Keep the images out and copy every entry below exactly.

════════════════

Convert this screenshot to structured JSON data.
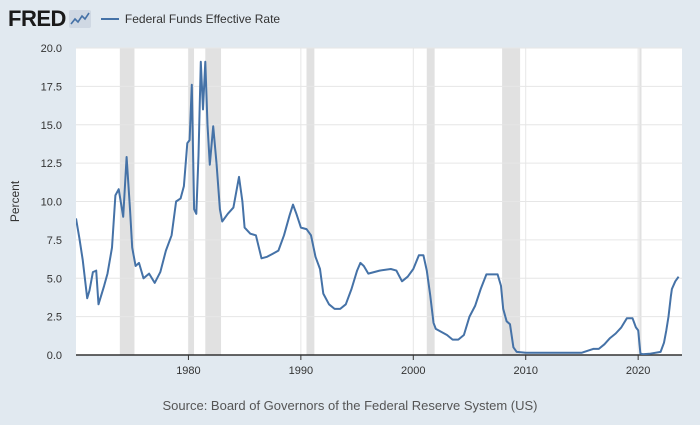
{
  "header": {
    "logo_text": "FRED",
    "logo_icon": "fred-chart-icon",
    "legend_label": "Federal Funds Effective Rate"
  },
  "source_text": "Source: Board of Governors of the Federal Reserve System (US)",
  "colors": {
    "line": "#4572a7",
    "background": "#e1e9f0",
    "plot_background": "#ffffff",
    "recession": "#e1e1e1",
    "grid": "#e6e6e6"
  },
  "chart_data": {
    "type": "line",
    "title": "",
    "ylabel": "Percent",
    "xlabel": "",
    "xlim": [
      1970.0,
      2023.9
    ],
    "ylim": [
      0,
      20
    ],
    "y_ticks": [
      "0.0",
      "2.5",
      "5.0",
      "7.5",
      "10.0",
      "12.5",
      "15.0",
      "17.5",
      "20.0"
    ],
    "x_ticks": [
      "1980",
      "1990",
      "2000",
      "2010",
      "2020"
    ],
    "grid": true,
    "recessions": [
      [
        1973.9,
        1975.2
      ],
      [
        1980.0,
        1980.5
      ],
      [
        1981.5,
        1982.9
      ],
      [
        1990.5,
        1991.2
      ],
      [
        2001.2,
        2001.9
      ],
      [
        2007.9,
        2009.5
      ],
      [
        2020.1,
        2020.3
      ]
    ],
    "series": [
      {
        "name": "Federal Funds Effective Rate",
        "x": [
          1970.0,
          1970.3,
          1970.6,
          1971.0,
          1971.2,
          1971.5,
          1971.8,
          1972.0,
          1972.5,
          1972.8,
          1973.2,
          1973.5,
          1973.8,
          1974.2,
          1974.5,
          1974.8,
          1975.0,
          1975.3,
          1975.6,
          1976.0,
          1976.5,
          1977.0,
          1977.5,
          1978.0,
          1978.5,
          1978.9,
          1979.3,
          1979.6,
          1979.9,
          1980.1,
          1980.3,
          1980.5,
          1980.7,
          1980.9,
          1981.1,
          1981.3,
          1981.5,
          1981.7,
          1981.9,
          1982.2,
          1982.5,
          1982.8,
          1983.0,
          1983.5,
          1984.0,
          1984.5,
          1984.8,
          1985.0,
          1985.5,
          1986.0,
          1986.5,
          1987.0,
          1987.5,
          1988.0,
          1988.5,
          1989.0,
          1989.3,
          1989.6,
          1990.0,
          1990.5,
          1990.9,
          1991.3,
          1991.7,
          1992.0,
          1992.5,
          1993.0,
          1993.5,
          1994.0,
          1994.5,
          1995.0,
          1995.3,
          1995.6,
          1996.0,
          1997.0,
          1998.0,
          1998.5,
          1999.0,
          1999.5,
          2000.0,
          2000.5,
          2000.9,
          2001.2,
          2001.5,
          2001.8,
          2002.0,
          2003.0,
          2003.5,
          2004.0,
          2004.5,
          2005.0,
          2005.5,
          2006.0,
          2006.5,
          2007.0,
          2007.5,
          2007.8,
          2008.0,
          2008.3,
          2008.6,
          2008.9,
          2009.2,
          2010.0,
          2012.0,
          2015.0,
          2016.0,
          2016.5,
          2017.0,
          2017.5,
          2018.0,
          2018.5,
          2019.0,
          2019.5,
          2019.8,
          2020.0,
          2020.2,
          2020.4,
          2021.0,
          2022.0,
          2022.3,
          2022.5,
          2022.7,
          2022.9,
          2023.0,
          2023.3,
          2023.6
        ],
        "values": [
          8.9,
          7.6,
          6.2,
          3.7,
          4.2,
          5.4,
          5.5,
          3.3,
          4.5,
          5.3,
          7.0,
          10.4,
          10.8,
          9.0,
          12.9,
          9.5,
          7.0,
          5.8,
          6.0,
          5.0,
          5.3,
          4.7,
          5.4,
          6.8,
          7.8,
          10.0,
          10.2,
          11.0,
          13.8,
          14.0,
          17.6,
          9.5,
          9.2,
          13.0,
          19.1,
          16.0,
          19.1,
          15.0,
          12.4,
          14.9,
          12.5,
          9.5,
          8.7,
          9.2,
          9.6,
          11.6,
          10.0,
          8.3,
          7.9,
          7.8,
          6.3,
          6.4,
          6.6,
          6.8,
          7.8,
          9.1,
          9.8,
          9.2,
          8.3,
          8.2,
          7.8,
          6.4,
          5.6,
          4.0,
          3.3,
          3.0,
          3.0,
          3.3,
          4.3,
          5.5,
          6.0,
          5.8,
          5.3,
          5.5,
          5.6,
          5.5,
          4.8,
          5.1,
          5.6,
          6.5,
          6.5,
          5.5,
          3.9,
          2.1,
          1.7,
          1.3,
          1.0,
          1.0,
          1.3,
          2.5,
          3.2,
          4.3,
          5.25,
          5.25,
          5.25,
          4.5,
          3.0,
          2.2,
          2.0,
          0.5,
          0.2,
          0.15,
          0.15,
          0.15,
          0.4,
          0.4,
          0.7,
          1.1,
          1.4,
          1.8,
          2.4,
          2.4,
          1.8,
          1.6,
          0.1,
          0.05,
          0.08,
          0.2,
          0.8,
          1.6,
          2.5,
          3.8,
          4.3,
          4.8,
          5.1
        ]
      }
    ]
  }
}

════════════════

▶ [The response]
Convert this screenshot to structured JSON data.
{
  "header": {
    "logo_text": "FRED",
    "logo_icon": "fred-chart-icon",
    "legend_label": "Federal Funds Effective Rate"
  },
  "source_text": "Source: Board of Governors of the Federal Reserve System (US)",
  "colors": {
    "line": "#4572a7",
    "background": "#e1e9f0",
    "plot_background": "#ffffff",
    "recession": "#e1e1e1",
    "grid": "#e6e6e6"
  },
  "chart_data": {
    "type": "line",
    "title": "",
    "ylabel": "Percent",
    "xlabel": "",
    "xlim": [
      1970.0,
      2023.9
    ],
    "ylim": [
      0,
      20
    ],
    "y_ticks": [
      "0.0",
      "2.5",
      "5.0",
      "7.5",
      "10.0",
      "12.5",
      "15.0",
      "17.5",
      "20.0"
    ],
    "x_ticks": [
      "1980",
      "1990",
      "2000",
      "2010",
      "2020"
    ],
    "grid": true,
    "recessions": [
      [
        1973.9,
        1975.2
      ],
      [
        1980.0,
        1980.5
      ],
      [
        1981.5,
        1982.9
      ],
      [
        1990.5,
        1991.2
      ],
      [
        2001.2,
        2001.9
      ],
      [
        2007.9,
        2009.5
      ],
      [
        2020.1,
        2020.3
      ]
    ],
    "series": [
      {
        "name": "Federal Funds Effective Rate",
        "x": [
          1970.0,
          1970.3,
          1970.6,
          1971.0,
          1971.2,
          1971.5,
          1971.8,
          1972.0,
          1972.5,
          1972.8,
          1973.2,
          1973.5,
          1973.8,
          1974.2,
          1974.5,
          1974.8,
          1975.0,
          1975.3,
          1975.6,
          1976.0,
          1976.5,
          1977.0,
          1977.5,
          1978.0,
          1978.5,
          1978.9,
          1979.3,
          1979.6,
          1979.9,
          1980.1,
          1980.3,
          1980.5,
          1980.7,
          1980.9,
          1981.1,
          1981.3,
          1981.5,
          1981.7,
          1981.9,
          1982.2,
          1982.5,
          1982.8,
          1983.0,
          1983.5,
          1984.0,
          1984.5,
          1984.8,
          1985.0,
          1985.5,
          1986.0,
          1986.5,
          1987.0,
          1987.5,
          1988.0,
          1988.5,
          1989.0,
          1989.3,
          1989.6,
          1990.0,
          1990.5,
          1990.9,
          1991.3,
          1991.7,
          1992.0,
          1992.5,
          1993.0,
          1993.5,
          1994.0,
          1994.5,
          1995.0,
          1995.3,
          1995.6,
          1996.0,
          1997.0,
          1998.0,
          1998.5,
          1999.0,
          1999.5,
          2000.0,
          2000.5,
          2000.9,
          2001.2,
          2001.5,
          2001.8,
          2002.0,
          2003.0,
          2003.5,
          2004.0,
          2004.5,
          2005.0,
          2005.5,
          2006.0,
          2006.5,
          2007.0,
          2007.5,
          2007.8,
          2008.0,
          2008.3,
          2008.6,
          2008.9,
          2009.2,
          2010.0,
          2012.0,
          2015.0,
          2016.0,
          2016.5,
          2017.0,
          2017.5,
          2018.0,
          2018.5,
          2019.0,
          2019.5,
          2019.8,
          2020.0,
          2020.2,
          2020.4,
          2021.0,
          2022.0,
          2022.3,
          2022.5,
          2022.7,
          2022.9,
          2023.0,
          2023.3,
          2023.6
        ],
        "values": [
          8.9,
          7.6,
          6.2,
          3.7,
          4.2,
          5.4,
          5.5,
          3.3,
          4.5,
          5.3,
          7.0,
          10.4,
          10.8,
          9.0,
          12.9,
          9.5,
          7.0,
          5.8,
          6.0,
          5.0,
          5.3,
          4.7,
          5.4,
          6.8,
          7.8,
          10.0,
          10.2,
          11.0,
          13.8,
          14.0,
          17.6,
          9.5,
          9.2,
          13.0,
          19.1,
          16.0,
          19.1,
          15.0,
          12.4,
          14.9,
          12.5,
          9.5,
          8.7,
          9.2,
          9.6,
          11.6,
          10.0,
          8.3,
          7.9,
          7.8,
          6.3,
          6.4,
          6.6,
          6.8,
          7.8,
          9.1,
          9.8,
          9.2,
          8.3,
          8.2,
          7.8,
          6.4,
          5.6,
          4.0,
          3.3,
          3.0,
          3.0,
          3.3,
          4.3,
          5.5,
          6.0,
          5.8,
          5.3,
          5.5,
          5.6,
          5.5,
          4.8,
          5.1,
          5.6,
          6.5,
          6.5,
          5.5,
          3.9,
          2.1,
          1.7,
          1.3,
          1.0,
          1.0,
          1.3,
          2.5,
          3.2,
          4.3,
          5.25,
          5.25,
          5.25,
          4.5,
          3.0,
          2.2,
          2.0,
          0.5,
          0.2,
          0.15,
          0.15,
          0.15,
          0.4,
          0.4,
          0.7,
          1.1,
          1.4,
          1.8,
          2.4,
          2.4,
          1.8,
          1.6,
          0.1,
          0.05,
          0.08,
          0.2,
          0.8,
          1.6,
          2.5,
          3.8,
          4.3,
          4.8,
          5.1
        ]
      }
    ]
  }
}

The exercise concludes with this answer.